(Dataset rows about figures)
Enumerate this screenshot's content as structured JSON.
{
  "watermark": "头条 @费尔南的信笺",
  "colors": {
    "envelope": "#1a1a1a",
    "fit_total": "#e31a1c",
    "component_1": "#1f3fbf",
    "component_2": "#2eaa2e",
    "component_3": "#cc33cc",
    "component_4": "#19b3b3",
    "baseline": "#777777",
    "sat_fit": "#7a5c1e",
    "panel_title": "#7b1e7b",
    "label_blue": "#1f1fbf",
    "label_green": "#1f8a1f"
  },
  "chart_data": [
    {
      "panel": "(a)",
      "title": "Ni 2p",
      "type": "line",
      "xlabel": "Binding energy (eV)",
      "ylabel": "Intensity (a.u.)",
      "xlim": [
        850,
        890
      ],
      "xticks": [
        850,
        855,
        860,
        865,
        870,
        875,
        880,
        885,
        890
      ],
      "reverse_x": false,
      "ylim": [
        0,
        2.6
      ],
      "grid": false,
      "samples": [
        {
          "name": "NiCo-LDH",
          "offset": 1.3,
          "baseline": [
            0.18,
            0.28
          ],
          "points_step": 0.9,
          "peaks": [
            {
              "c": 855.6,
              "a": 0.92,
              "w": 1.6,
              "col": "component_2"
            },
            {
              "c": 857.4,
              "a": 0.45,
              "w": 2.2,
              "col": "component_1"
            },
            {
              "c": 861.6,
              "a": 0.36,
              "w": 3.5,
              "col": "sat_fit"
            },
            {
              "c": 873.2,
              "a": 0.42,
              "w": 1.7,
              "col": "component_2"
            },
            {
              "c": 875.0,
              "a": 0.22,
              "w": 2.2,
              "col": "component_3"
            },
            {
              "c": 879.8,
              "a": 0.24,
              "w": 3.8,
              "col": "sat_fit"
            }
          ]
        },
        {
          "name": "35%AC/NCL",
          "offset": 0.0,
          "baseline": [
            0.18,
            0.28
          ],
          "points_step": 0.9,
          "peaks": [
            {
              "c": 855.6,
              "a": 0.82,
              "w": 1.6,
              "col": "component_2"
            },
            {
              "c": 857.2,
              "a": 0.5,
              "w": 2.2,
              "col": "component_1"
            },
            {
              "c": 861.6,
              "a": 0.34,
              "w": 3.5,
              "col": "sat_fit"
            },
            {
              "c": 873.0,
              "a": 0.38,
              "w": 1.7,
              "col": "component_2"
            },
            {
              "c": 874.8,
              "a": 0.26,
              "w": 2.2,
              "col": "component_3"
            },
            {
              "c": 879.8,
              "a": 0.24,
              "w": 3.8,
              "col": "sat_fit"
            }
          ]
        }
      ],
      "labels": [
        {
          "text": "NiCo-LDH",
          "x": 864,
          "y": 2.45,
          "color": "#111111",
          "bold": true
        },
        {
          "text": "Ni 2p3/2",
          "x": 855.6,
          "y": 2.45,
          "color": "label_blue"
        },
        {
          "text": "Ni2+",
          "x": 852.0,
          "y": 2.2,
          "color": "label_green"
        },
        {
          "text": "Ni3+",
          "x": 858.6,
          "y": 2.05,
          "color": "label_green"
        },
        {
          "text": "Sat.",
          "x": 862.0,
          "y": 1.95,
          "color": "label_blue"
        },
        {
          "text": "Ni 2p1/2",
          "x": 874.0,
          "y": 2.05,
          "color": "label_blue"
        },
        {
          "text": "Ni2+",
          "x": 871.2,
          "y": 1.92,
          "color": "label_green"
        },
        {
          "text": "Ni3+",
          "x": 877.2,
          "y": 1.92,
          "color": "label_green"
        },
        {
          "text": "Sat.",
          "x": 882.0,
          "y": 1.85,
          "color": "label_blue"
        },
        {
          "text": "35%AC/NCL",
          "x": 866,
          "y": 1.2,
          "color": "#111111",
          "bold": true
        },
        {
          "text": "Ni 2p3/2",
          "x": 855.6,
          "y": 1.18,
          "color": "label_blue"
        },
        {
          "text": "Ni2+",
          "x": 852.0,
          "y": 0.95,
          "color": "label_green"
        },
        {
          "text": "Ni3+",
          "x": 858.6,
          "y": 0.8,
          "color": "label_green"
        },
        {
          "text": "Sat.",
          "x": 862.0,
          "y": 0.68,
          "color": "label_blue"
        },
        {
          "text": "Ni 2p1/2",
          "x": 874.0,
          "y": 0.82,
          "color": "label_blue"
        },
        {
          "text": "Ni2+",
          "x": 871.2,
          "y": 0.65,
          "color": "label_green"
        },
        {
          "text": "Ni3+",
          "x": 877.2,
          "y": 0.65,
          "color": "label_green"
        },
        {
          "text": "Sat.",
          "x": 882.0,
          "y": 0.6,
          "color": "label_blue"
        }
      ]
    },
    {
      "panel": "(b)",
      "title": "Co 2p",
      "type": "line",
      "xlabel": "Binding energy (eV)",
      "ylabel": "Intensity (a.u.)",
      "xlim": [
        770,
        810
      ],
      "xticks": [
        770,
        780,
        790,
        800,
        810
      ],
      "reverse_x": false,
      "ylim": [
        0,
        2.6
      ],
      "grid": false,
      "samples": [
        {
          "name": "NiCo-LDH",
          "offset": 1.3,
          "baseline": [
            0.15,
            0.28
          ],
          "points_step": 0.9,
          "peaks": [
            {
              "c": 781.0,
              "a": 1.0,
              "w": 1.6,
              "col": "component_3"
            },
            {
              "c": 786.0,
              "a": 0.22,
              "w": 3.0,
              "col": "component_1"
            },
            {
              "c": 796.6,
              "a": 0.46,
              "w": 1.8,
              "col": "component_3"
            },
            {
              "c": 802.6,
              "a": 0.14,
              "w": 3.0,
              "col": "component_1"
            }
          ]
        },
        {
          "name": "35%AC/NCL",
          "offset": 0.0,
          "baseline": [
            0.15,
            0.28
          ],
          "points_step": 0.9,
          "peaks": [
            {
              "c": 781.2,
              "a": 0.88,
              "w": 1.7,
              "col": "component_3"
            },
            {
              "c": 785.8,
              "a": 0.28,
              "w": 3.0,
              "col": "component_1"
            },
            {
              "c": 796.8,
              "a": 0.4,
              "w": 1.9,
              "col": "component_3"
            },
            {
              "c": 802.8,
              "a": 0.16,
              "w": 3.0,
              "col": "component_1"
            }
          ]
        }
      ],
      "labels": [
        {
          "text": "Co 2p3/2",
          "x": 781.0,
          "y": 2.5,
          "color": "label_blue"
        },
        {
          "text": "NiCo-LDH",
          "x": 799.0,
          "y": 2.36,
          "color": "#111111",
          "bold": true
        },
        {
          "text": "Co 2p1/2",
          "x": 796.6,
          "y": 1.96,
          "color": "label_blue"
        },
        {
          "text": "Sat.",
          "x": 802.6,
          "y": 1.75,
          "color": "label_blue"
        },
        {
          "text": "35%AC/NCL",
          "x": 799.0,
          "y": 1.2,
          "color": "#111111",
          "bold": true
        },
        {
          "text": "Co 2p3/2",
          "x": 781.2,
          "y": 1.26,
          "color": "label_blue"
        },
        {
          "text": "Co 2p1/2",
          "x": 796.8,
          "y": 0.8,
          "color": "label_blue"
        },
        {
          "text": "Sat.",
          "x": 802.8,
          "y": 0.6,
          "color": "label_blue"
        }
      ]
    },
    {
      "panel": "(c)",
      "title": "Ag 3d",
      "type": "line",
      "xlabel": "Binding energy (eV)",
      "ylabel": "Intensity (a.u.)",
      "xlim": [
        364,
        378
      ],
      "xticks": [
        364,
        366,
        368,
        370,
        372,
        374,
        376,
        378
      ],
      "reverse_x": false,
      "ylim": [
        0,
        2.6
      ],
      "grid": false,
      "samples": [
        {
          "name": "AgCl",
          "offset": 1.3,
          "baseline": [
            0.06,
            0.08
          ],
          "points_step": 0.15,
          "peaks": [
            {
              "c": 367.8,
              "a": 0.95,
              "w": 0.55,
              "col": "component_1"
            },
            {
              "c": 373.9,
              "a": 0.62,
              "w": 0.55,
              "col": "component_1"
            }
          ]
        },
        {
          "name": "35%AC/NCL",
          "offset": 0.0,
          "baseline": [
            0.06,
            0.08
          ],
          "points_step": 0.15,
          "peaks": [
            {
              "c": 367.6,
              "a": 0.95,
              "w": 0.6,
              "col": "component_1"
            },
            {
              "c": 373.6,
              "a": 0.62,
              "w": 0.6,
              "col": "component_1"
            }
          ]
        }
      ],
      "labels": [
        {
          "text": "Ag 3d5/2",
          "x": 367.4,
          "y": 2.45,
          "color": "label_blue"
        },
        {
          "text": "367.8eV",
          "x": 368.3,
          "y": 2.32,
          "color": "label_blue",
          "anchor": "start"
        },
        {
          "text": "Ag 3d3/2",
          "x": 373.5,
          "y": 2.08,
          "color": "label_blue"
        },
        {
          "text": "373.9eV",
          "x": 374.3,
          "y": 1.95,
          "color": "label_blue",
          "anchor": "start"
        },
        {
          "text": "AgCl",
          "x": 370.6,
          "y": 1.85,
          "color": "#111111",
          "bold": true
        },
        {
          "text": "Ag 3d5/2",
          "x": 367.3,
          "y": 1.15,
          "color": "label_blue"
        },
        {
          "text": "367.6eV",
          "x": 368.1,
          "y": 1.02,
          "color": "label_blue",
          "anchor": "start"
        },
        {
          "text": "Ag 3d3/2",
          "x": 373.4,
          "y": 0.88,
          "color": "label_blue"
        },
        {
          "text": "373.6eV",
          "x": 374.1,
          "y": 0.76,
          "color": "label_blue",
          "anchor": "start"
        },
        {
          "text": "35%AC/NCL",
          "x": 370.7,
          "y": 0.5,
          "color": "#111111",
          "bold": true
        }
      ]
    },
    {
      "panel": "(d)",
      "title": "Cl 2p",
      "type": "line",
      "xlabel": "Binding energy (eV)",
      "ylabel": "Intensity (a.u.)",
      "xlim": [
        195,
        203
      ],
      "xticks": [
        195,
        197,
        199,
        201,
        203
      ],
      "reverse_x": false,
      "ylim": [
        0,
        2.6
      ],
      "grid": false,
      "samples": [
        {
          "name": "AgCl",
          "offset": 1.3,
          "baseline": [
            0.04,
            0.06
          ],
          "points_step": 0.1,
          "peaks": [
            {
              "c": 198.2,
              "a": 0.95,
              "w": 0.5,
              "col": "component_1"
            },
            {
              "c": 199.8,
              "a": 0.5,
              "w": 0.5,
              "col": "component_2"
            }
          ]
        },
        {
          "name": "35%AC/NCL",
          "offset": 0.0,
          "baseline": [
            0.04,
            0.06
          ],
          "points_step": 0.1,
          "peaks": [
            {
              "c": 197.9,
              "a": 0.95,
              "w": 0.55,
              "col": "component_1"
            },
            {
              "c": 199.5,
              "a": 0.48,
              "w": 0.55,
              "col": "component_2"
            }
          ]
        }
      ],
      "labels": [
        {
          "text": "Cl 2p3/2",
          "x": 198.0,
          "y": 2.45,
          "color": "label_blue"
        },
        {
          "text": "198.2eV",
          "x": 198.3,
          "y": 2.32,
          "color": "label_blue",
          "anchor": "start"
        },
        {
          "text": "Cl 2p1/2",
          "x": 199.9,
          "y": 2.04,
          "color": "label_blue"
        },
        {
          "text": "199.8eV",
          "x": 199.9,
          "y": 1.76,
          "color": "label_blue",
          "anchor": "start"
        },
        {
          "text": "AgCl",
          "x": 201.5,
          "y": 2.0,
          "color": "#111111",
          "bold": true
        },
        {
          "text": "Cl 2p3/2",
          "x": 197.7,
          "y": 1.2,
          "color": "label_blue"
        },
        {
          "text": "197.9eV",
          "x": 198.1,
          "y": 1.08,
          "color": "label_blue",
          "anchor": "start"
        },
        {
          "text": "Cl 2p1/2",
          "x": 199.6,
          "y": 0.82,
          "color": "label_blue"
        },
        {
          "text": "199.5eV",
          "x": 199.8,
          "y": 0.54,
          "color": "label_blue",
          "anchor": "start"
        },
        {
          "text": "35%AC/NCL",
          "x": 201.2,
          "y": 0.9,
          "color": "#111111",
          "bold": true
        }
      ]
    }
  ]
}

...

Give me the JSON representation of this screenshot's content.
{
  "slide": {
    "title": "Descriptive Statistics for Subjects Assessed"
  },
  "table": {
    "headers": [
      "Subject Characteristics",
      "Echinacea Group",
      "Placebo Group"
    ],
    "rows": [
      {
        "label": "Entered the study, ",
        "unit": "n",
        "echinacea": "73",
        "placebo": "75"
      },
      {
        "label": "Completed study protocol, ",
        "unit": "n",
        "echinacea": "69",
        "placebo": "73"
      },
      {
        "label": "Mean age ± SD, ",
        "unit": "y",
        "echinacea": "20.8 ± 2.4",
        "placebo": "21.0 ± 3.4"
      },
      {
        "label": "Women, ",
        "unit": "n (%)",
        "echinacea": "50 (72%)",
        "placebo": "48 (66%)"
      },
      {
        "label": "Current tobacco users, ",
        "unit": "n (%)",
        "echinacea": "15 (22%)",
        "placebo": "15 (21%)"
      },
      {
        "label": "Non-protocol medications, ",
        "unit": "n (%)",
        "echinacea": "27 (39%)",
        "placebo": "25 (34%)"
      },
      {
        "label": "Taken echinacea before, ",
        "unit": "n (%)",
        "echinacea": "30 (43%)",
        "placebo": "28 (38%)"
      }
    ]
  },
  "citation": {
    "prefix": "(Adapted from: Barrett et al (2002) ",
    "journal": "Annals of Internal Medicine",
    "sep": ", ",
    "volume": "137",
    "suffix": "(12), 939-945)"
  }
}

## What you need to do
Provide solely the number of lines in the data that include the word "protocol".

## Response below
2